Entries shown »

* Start *

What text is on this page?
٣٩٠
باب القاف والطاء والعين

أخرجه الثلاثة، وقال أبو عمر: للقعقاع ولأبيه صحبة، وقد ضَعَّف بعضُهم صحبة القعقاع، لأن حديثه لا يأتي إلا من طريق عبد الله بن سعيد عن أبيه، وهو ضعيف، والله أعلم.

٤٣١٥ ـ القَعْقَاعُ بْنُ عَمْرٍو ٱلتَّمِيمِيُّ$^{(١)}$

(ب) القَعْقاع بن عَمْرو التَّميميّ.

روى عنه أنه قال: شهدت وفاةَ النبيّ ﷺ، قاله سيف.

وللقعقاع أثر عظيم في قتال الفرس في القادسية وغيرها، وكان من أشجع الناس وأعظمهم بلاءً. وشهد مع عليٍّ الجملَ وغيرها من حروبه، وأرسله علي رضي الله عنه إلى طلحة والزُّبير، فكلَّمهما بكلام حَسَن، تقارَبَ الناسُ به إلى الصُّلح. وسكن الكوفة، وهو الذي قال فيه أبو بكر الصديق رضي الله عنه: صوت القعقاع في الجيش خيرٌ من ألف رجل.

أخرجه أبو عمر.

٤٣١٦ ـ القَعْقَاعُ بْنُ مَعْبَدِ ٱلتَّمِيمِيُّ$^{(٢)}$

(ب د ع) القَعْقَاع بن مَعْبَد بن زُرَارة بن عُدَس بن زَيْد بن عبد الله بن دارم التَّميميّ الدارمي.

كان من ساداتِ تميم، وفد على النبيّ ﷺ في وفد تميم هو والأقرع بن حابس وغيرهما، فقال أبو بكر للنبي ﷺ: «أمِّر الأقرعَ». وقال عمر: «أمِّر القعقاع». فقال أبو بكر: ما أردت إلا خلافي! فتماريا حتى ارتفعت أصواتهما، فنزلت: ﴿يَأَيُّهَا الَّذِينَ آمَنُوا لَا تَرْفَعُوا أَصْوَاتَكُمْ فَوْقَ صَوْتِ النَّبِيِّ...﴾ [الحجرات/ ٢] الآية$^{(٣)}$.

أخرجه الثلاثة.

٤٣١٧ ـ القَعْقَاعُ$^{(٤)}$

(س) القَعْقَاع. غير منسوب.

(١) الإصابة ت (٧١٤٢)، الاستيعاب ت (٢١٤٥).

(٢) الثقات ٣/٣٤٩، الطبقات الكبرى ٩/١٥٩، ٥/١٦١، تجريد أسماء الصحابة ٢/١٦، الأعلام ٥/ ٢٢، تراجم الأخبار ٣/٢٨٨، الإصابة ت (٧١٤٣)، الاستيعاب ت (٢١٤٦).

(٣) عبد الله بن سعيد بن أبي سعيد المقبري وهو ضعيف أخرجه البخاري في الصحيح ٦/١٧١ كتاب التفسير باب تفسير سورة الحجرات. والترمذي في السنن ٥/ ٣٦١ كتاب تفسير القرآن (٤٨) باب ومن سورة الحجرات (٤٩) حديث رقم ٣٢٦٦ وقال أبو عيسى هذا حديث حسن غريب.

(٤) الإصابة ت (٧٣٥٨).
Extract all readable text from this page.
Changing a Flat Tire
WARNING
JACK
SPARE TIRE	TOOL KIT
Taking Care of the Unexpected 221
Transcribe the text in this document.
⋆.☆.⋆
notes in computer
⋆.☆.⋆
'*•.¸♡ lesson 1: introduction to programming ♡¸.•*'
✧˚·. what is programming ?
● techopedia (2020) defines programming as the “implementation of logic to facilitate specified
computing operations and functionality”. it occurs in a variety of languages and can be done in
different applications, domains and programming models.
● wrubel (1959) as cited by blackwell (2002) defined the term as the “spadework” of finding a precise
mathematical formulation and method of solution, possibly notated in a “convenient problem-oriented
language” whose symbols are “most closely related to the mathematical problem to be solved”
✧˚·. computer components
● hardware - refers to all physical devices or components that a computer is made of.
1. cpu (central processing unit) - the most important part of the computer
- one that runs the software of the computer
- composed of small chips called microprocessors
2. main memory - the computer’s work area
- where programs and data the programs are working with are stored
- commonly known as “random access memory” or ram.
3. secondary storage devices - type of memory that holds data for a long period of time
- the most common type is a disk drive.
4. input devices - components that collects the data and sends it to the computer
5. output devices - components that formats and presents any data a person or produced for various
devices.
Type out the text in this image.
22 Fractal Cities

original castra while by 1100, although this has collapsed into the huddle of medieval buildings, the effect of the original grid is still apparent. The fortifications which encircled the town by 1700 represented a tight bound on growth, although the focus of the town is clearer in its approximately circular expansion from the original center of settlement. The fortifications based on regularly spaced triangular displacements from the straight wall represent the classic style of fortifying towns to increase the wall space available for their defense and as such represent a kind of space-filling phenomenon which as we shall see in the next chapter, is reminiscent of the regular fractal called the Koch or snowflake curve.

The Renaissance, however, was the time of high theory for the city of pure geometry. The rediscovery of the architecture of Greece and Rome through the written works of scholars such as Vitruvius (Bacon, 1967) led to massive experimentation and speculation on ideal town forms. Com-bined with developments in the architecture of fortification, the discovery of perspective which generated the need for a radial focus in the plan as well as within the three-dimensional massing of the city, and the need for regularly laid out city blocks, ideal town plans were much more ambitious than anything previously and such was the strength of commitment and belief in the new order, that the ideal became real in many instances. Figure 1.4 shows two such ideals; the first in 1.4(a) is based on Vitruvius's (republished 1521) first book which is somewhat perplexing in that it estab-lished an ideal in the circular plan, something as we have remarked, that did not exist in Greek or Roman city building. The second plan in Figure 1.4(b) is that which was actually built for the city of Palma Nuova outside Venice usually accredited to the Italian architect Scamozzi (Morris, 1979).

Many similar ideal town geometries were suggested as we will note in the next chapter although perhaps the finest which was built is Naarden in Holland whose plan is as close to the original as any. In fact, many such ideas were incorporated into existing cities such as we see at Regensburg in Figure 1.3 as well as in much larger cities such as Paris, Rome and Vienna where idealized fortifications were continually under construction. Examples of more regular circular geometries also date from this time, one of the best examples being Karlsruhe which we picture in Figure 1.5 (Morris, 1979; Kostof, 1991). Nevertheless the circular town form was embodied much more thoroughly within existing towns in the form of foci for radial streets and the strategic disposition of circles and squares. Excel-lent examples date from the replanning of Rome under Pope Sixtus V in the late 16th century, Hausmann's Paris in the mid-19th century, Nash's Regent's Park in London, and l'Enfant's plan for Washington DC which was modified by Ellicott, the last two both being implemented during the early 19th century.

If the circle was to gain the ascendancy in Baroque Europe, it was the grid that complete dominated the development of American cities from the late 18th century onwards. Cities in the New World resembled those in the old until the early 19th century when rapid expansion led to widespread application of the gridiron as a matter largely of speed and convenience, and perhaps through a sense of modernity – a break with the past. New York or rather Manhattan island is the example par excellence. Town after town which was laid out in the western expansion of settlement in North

* End *

Problem details »
What is needed here is an exact reproduction of all the entries.

Result »
What text is on this page?
٣٩٠
باب القاف والطاء والعين

أخرجه الثلاثة، وقال أبو عمر: للقعقاع ولأبيه صحبة، وقد ضَعَّف بعضُهم صحبة القعقاع، لأن حديثه لا يأتي إلا من طريق عبد الله بن سعيد عن أبيه، وهو ضعيف، والله أعلم.

٤٣١٥ ـ القَعْقَاعُ بْنُ عَمْرٍو ٱلتَّمِيمِيُّ$^{(١)}$

(ب) القَعْقاع بن عَمْرو التَّميميّ.

روى عنه أنه قال: شهدت وفاةَ النبيّ ﷺ، قاله سيف.

وللقعقاع أثر عظيم في قتال الفرس في القادسية وغيرها، وكان من أشجع الناس وأعظمهم بلاءً. وشهد مع عليٍّ الجملَ وغيرها من حروبه، وأرسله علي رضي الله عنه إلى طلحة والزُّبير، فكلَّمهما بكلام حَسَن، تقارَبَ الناسُ به إلى الصُّلح. وسكن الكوفة، وهو الذي قال فيه أبو بكر الصديق رضي الله عنه: صوت القعقاع في الجيش خيرٌ من ألف رجل.

أخرجه أبو عمر.

٤٣١٦ ـ القَعْقَاعُ بْنُ مَعْبَدِ ٱلتَّمِيمِيُّ$^{(٢)}$

(ب د ع) القَعْقَاع بن مَعْبَد بن زُرَارة بن عُدَس بن زَيْد بن عبد الله بن دارم التَّميميّ الدارمي.

كان من ساداتِ تميم، وفد على النبيّ ﷺ في وفد تميم هو والأقرع بن حابس وغيرهما، فقال أبو بكر للنبي ﷺ: «أمِّر الأقرعَ». وقال عمر: «أمِّر القعقاع». فقال أبو بكر: ما أردت إلا خلافي! فتماريا حتى ارتفعت أصواتهما، فنزلت: ﴿يَأَيُّهَا الَّذِينَ آمَنُوا لَا تَرْفَعُوا أَصْوَاتَكُمْ فَوْقَ صَوْتِ النَّبِيِّ...﴾ [الحجرات/ ٢] الآية$^{(٣)}$.

أخرجه الثلاثة.

٤٣١٧ ـ القَعْقَاعُ$^{(٤)}$

(س) القَعْقَاع. غير منسوب.

(١) الإصابة ت (٧١٤٢)، الاستيعاب ت (٢١٤٥).

(٢) الثقات ٣/٣٤٩، الطبقات الكبرى ٩/١٥٩، ٥/١٦١، تجريد أسماء الصحابة ٢/١٦، الأعلام ٥/ ٢٢، تراجم الأخبار ٣/٢٨٨، الإصابة ت (٧١٤٣)، الاستيعاب ت (٢١٤٦).

(٣) عبد الله بن سعيد بن أبي سعيد المقبري وهو ضعيف أخرجه البخاري في الصحيح ٦/١٧١ كتاب التفسير باب تفسير سورة الحجرات. والترمذي في السنن ٥/ ٣٦١ كتاب تفسير القرآن (٤٨) باب ومن سورة الحجرات (٤٩) حديث رقم ٣٢٦٦ وقال أبو عيسى هذا حديث حسن غريب.

(٤) الإصابة ت (٧٣٥٨).
Extract all readable text from this page.
Changing a Flat Tire
WARNING
JACK
SPARE TIRE	TOOL KIT
Taking Care of the Unexpected 221
Transcribe the text in this document.
⋆.☆.⋆
notes in computer
⋆.☆.⋆
'*•.¸♡ lesson 1: introduction to programming ♡¸.•*'
✧˚·. what is programming ?
● techopedia (2020) defines programming as the “implementation of logic to facilitate specified
computing operations and functionality”. it occurs in a variety of languages and can be done in
different applications, domains and programming models.
● wrubel (1959) as cited by blackwell (2002) defined the term as the “spadework” of finding a precise
mathematical formulation and method of solution, possibly notated in a “convenient problem-oriented
language” whose symbols are “most closely related to the mathematical problem to be solved”
✧˚·. computer components
● hardware - refers to all physical devices or components that a computer is made of.
1. cpu (central processing unit) - the most important part of the computer
- one that runs the software of the computer
- composed of small chips called microprocessors
2. main memory - the computer’s work area
- where programs and data the programs are working with are stored
- commonly known as “random access memory” or ram.
3. secondary storage devices - type of memory that holds data for a long period of time
- the most common type is a disk drive.
4. input devices - components that collects the data and sends it to the computer
5. output devices - components that formats and presents any data a person or produced for various
devices.
Type out the text in this image.
22 Fractal Cities

original castra while by 1100, although this has collapsed into the huddle of medieval buildings, the effect of the original grid is still apparent. The fortifications which encircled the town by 1700 represented a tight bound on growth, although the focus of the town is clearer in its approximately circular expansion from the original center of settlement. The fortifications based on regularly spaced triangular displacements from the straight wall represent the classic style of fortifying towns to increase the wall space available for their defense and as such represent a kind of space-filling phenomenon which as we shall see in the next chapter, is reminiscent of the regular fractal called the Koch or snowflake curve.

The Renaissance, however, was the time of high theory for the city of pure geometry. The rediscovery of the architecture of Greece and Rome through the written works of scholars such as Vitruvius (Bacon, 1967) led to massive experimentation and speculation on ideal town forms. Com-bined with developments in the architecture of fortification, the discovery of perspective which generated the need for a radial focus in the plan as well as within the three-dimensional massing of the city, and the need for regularly laid out city blocks, ideal town plans were much more ambitious than anything previously and such was the strength of commitment and belief in the new order, that the ideal became real in many instances. Figure 1.4 shows two such ideals; the first in 1.4(a) is based on Vitruvius's (republished 1521) first book which is somewhat perplexing in that it estab-lished an ideal in the circular plan, something as we have remarked, that did not exist in Greek or Roman city building. The second plan in Figure 1.4(b) is that which was actually built for the city of Palma Nuova outside Venice usually accredited to the Italian architect Scamozzi (Morris, 1979).

Many similar ideal town geometries were suggested as we will note in the next chapter although perhaps the finest which was built is Naarden in Holland whose plan is as close to the original as any. In fact, many such ideas were incorporated into existing cities such as we see at Regensburg in Figure 1.3 as well as in much larger cities such as Paris, Rome and Vienna where idealized fortifications were continually under construction. Examples of more regular circular geometries also date from this time, one of the best examples being Karlsruhe which we picture in Figure 1.5 (Morris, 1979; Kostof, 1991). Nevertheless the circular town form was embodied much more thoroughly within existing towns in the form of foci for radial streets and the strategic disposition of circles and squares. Excel-lent examples date from the replanning of Rome under Pope Sixtus V in the late 16th century, Hausmann's Paris in the mid-19th century, Nash's Regent's Park in London, and l'Enfant's plan for Washington DC which was modified by Ellicott, the last two both being implemented during the early 19th century.

If the circle was to gain the ascendancy in Baroque Europe, it was the grid that complete dominated the development of American cities from the late 18th century onwards. Cities in the New World resembled those in the old until the early 19th century when rapid expansion led to widespread application of the gridiron as a matter largely of speed and convenience, and perhaps through a sense of modernity – a break with the past. New York or rather Manhattan island is the example par excellence. Town after town which was laid out in the western expansion of settlement in North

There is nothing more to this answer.